** START Task inputs **

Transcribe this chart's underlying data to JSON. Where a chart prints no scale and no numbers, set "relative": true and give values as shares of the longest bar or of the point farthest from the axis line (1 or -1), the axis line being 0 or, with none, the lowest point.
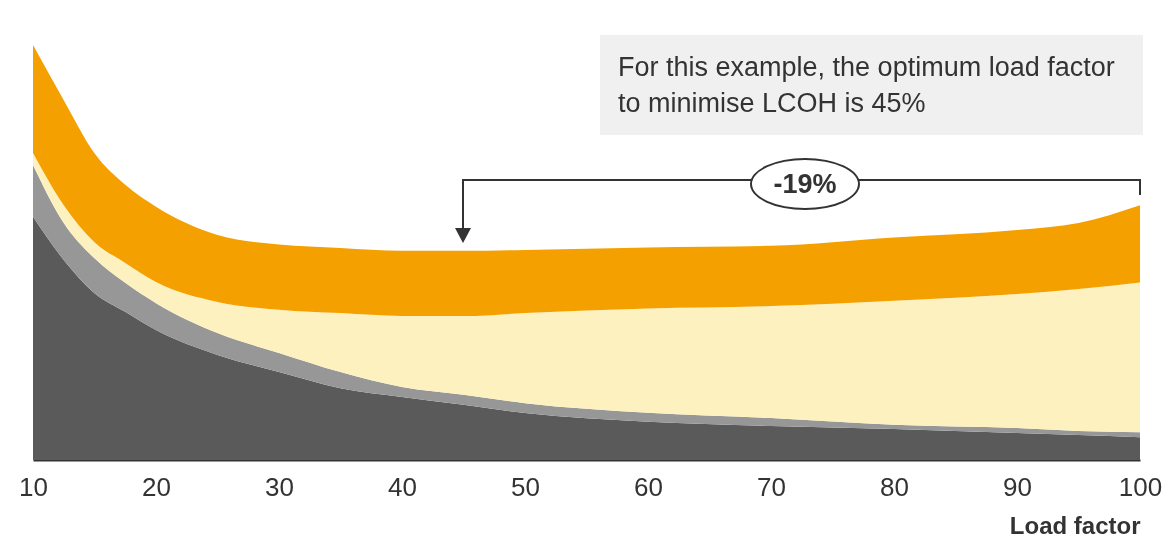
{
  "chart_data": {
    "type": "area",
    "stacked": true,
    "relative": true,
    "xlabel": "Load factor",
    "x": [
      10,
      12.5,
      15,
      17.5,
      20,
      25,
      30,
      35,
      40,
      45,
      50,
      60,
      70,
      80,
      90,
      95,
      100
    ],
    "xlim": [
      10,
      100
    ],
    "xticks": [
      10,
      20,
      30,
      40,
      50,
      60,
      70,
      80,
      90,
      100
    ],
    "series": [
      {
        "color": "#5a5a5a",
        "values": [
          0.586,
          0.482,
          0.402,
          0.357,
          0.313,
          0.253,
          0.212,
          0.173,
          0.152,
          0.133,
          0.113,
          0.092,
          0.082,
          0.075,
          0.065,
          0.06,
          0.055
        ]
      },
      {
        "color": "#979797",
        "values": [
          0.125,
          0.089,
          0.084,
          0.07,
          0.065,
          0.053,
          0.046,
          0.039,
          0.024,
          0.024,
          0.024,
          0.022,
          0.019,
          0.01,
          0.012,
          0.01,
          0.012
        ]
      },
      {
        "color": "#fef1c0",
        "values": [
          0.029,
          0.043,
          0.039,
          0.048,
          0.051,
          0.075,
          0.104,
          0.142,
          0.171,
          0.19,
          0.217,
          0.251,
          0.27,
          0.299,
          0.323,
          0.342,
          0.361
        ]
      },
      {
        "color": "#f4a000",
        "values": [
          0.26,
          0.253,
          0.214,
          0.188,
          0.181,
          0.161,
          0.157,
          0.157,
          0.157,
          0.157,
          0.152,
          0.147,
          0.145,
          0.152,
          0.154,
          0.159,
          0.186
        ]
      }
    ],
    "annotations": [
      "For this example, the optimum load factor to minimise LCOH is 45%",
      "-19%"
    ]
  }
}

** END Task inputs **

_What this task involves_
Quote each record exactly as it stands, minus the pictures.

_Correct result_
Transcribe this chart's underlying data to JSON. Where a chart prints no scale and no numbers, set "relative": true and give values as shares of the longest bar or of the point farthest from the axis line (1 or -1), the axis line being 0 or, with none, the lowest point.
{
  "chart_data": {
    "type": "area",
    "stacked": true,
    "relative": true,
    "xlabel": "Load factor",
    "x": [
      10,
      12.5,
      15,
      17.5,
      20,
      25,
      30,
      35,
      40,
      45,
      50,
      60,
      70,
      80,
      90,
      95,
      100
    ],
    "xlim": [
      10,
      100
    ],
    "xticks": [
      10,
      20,
      30,
      40,
      50,
      60,
      70,
      80,
      90,
      100
    ],
    "series": [
      {
        "color": "#5a5a5a",
        "values": [
          0.586,
          0.482,
          0.402,
          0.357,
          0.313,
          0.253,
          0.212,
          0.173,
          0.152,
          0.133,
          0.113,
          0.092,
          0.082,
          0.075,
          0.065,
          0.06,
          0.055
        ]
      },
      {
        "color": "#979797",
        "values": [
          0.125,
          0.089,
          0.084,
          0.07,
          0.065,
          0.053,
          0.046,
          0.039,
          0.024,
          0.024,
          0.024,
          0.022,
          0.019,
          0.01,
          0.012,
          0.01,
          0.012
        ]
      },
      {
        "color": "#fef1c0",
        "values": [
          0.029,
          0.043,
          0.039,
          0.048,
          0.051,
          0.075,
          0.104,
          0.142,
          0.171,
          0.19,
          0.217,
          0.251,
          0.27,
          0.299,
          0.323,
          0.342,
          0.361
        ]
      },
      {
        "color": "#f4a000",
        "values": [
          0.26,
          0.253,
          0.214,
          0.188,
          0.181,
          0.161,
          0.157,
          0.157,
          0.157,
          0.157,
          0.152,
          0.147,
          0.145,
          0.152,
          0.154,
          0.159,
          0.186
        ]
      }
    ],
    "annotations": [
      "For this example, the optimum load factor to minimise LCOH is 45%",
      "-19%"
    ]
  }
}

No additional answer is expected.